What you need to do.
Will you give the material below again, every line exactly as it is?

>> Start Exercise material

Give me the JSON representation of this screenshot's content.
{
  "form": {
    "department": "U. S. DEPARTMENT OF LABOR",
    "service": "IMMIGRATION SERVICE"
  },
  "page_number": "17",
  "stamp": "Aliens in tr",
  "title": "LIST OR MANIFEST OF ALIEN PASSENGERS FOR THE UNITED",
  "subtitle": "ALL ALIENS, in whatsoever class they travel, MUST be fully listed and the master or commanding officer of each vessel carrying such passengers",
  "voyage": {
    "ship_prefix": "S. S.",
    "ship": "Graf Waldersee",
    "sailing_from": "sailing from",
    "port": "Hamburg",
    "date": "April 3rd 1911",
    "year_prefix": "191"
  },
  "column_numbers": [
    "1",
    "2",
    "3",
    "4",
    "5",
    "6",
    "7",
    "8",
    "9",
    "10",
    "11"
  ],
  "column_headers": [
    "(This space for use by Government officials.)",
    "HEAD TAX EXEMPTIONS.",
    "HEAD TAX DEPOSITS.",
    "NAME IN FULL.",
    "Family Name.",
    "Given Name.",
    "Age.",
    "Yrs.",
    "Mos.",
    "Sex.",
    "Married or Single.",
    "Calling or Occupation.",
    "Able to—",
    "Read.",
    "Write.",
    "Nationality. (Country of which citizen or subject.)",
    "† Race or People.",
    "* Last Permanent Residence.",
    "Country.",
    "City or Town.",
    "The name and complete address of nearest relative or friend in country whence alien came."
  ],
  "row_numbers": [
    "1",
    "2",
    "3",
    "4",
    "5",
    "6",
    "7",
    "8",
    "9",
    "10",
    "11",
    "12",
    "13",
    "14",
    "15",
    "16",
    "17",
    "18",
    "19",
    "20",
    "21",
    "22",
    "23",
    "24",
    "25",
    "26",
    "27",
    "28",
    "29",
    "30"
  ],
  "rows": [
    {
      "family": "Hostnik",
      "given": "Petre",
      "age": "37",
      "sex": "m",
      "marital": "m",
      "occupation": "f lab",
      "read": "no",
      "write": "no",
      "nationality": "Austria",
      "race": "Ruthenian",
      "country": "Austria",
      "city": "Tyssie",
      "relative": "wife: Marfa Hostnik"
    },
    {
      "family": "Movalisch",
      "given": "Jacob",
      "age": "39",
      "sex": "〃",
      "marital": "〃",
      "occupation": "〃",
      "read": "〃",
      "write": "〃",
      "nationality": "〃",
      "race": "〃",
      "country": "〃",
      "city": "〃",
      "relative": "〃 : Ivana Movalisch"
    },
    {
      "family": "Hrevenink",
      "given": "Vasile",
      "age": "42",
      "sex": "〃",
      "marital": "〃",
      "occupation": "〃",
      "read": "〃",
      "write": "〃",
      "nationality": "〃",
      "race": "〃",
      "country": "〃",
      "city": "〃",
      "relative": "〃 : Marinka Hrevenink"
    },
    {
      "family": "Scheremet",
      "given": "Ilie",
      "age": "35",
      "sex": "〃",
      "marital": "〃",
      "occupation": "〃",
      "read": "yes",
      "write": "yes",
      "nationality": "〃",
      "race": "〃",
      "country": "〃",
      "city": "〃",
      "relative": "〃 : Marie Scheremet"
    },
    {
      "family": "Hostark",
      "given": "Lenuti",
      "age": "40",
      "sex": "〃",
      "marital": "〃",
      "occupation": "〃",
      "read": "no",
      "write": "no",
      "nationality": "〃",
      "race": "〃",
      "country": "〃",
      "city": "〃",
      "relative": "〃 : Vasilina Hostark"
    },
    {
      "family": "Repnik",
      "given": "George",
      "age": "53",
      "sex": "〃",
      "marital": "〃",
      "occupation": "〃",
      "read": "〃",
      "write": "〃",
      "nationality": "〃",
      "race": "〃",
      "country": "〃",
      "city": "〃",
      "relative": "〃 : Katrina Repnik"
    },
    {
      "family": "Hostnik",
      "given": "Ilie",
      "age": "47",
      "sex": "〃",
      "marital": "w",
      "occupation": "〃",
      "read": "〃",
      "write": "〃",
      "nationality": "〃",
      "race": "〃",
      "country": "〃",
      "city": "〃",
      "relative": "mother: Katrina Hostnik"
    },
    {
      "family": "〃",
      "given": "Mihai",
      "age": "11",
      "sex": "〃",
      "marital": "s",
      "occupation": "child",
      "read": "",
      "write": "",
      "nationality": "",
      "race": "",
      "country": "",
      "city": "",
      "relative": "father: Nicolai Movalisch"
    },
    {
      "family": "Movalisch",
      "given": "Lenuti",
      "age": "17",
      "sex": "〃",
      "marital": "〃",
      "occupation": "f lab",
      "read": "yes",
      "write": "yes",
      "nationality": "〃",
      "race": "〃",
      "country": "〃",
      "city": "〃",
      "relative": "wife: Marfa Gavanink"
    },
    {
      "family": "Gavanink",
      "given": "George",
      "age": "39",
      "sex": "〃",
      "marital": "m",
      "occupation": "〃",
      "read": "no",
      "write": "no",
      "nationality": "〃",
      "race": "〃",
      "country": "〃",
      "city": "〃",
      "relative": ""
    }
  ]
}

>> End Exercise material

Task answer.
Give me the JSON representation of this screenshot's content.
{
  "form": {
    "department": "U. S. DEPARTMENT OF LABOR",
    "service": "IMMIGRATION SERVICE"
  },
  "page_number": "17",
  "stamp": "Aliens in tr",
  "title": "LIST OR MANIFEST OF ALIEN PASSENGERS FOR THE UNITED",
  "subtitle": "ALL ALIENS, in whatsoever class they travel, MUST be fully listed and the master or commanding officer of each vessel carrying such passengers",
  "voyage": {
    "ship_prefix": "S. S.",
    "ship": "Graf Waldersee",
    "sailing_from": "sailing from",
    "port": "Hamburg",
    "date": "April 3rd 1911",
    "year_prefix": "191"
  },
  "column_numbers": [
    "1",
    "2",
    "3",
    "4",
    "5",
    "6",
    "7",
    "8",
    "9",
    "10",
    "11"
  ],
  "column_headers": [
    "(This space for use by Government officials.)",
    "HEAD TAX EXEMPTIONS.",
    "HEAD TAX DEPOSITS.",
    "NAME IN FULL.",
    "Family Name.",
    "Given Name.",
    "Age.",
    "Yrs.",
    "Mos.",
    "Sex.",
    "Married or Single.",
    "Calling or Occupation.",
    "Able to—",
    "Read.",
    "Write.",
    "Nationality. (Country of which citizen or subject.)",
    "† Race or People.",
    "* Last Permanent Residence.",
    "Country.",
    "City or Town.",
    "The name and complete address of nearest relative or friend in country whence alien came."
  ],
  "row_numbers": [
    "1",
    "2",
    "3",
    "4",
    "5",
    "6",
    "7",
    "8",
    "9",
    "10",
    "11",
    "12",
    "13",
    "14",
    "15",
    "16",
    "17",
    "18",
    "19",
    "20",
    "21",
    "22",
    "23",
    "24",
    "25",
    "26",
    "27",
    "28",
    "29",
    "30"
  ],
  "rows": [
    {
      "family": "Hostnik",
      "given": "Petre",
      "age": "37",
      "sex": "m",
      "marital": "m",
      "occupation": "f lab",
      "read": "no",
      "write": "no",
      "nationality": "Austria",
      "race": "Ruthenian",
      "country": "Austria",
      "city": "Tyssie",
      "relative": "wife: Marfa Hostnik"
    },
    {
      "family": "Movalisch",
      "given": "Jacob",
      "age": "39",
      "sex": "〃",
      "marital": "〃",
      "occupation": "〃",
      "read": "〃",
      "write": "〃",
      "nationality": "〃",
      "race": "〃",
      "country": "〃",
      "city": "〃",
      "relative": "〃 : Ivana Movalisch"
    },
    {
      "family": "Hrevenink",
      "given": "Vasile",
      "age": "42",
      "sex": "〃",
      "marital": "〃",
      "occupation": "〃",
      "read": "〃",
      "write": "〃",
      "nationality": "〃",
      "race": "〃",
      "country": "〃",
      "city": "〃",
      "relative": "〃 : Marinka Hrevenink"
    },
    {
      "family": "Scheremet",
      "given": "Ilie",
      "age": "35",
      "sex": "〃",
      "marital": "〃",
      "occupation": "〃",
      "read": "yes",
      "write": "yes",
      "nationality": "〃",
      "race": "〃",
      "country": "〃",
      "city": "〃",
      "relative": "〃 : Marie Scheremet"
    },
    {
      "family": "Hostark",
      "given": "Lenuti",
      "age": "40",
      "sex": "〃",
      "marital": "〃",
      "occupation": "〃",
      "read": "no",
      "write": "no",
      "nationality": "〃",
      "race": "〃",
      "country": "〃",
      "city": "〃",
      "relative": "〃 : Vasilina Hostark"
    },
    {
      "family": "Repnik",
      "given": "George",
      "age": "53",
      "sex": "〃",
      "marital": "〃",
      "occupation": "〃",
      "read": "〃",
      "write": "〃",
      "nationality": "〃",
      "race": "〃",
      "country": "〃",
      "city": "〃",
      "relative": "〃 : Katrina Repnik"
    },
    {
      "family": "Hostnik",
      "given": "Ilie",
      "age": "47",
      "sex": "〃",
      "marital": "w",
      "occupation": "〃",
      "read": "〃",
      "write": "〃",
      "nationality": "〃",
      "race": "〃",
      "country": "〃",
      "city": "〃",
      "relative": "mother: Katrina Hostnik"
    },
    {
      "family": "〃",
      "given": "Mihai",
      "age": "11",
      "sex": "〃",
      "marital": "s",
      "occupation": "child",
      "read": "",
      "write": "",
      "nationality": "",
      "race": "",
      "country": "",
      "city": "",
      "relative": "father: Nicolai Movalisch"
    },
    {
      "family": "Movalisch",
      "given": "Lenuti",
      "age": "17",
      "sex": "〃",
      "marital": "〃",
      "occupation": "f lab",
      "read": "yes",
      "write": "yes",
      "nationality": "〃",
      "race": "〃",
      "country": "〃",
      "city": "〃",
      "relative": "wife: Marfa Gavanink"
    },
    {
      "family": "Gavanink",
      "given": "George",
      "age": "39",
      "sex": "〃",
      "marital": "m",
      "occupation": "〃",
      "read": "no",
      "write": "no",
      "nationality": "〃",
      "race": "〃",
      "country": "〃",
      "city": "〃",
      "relative": ""
    }
  ]
}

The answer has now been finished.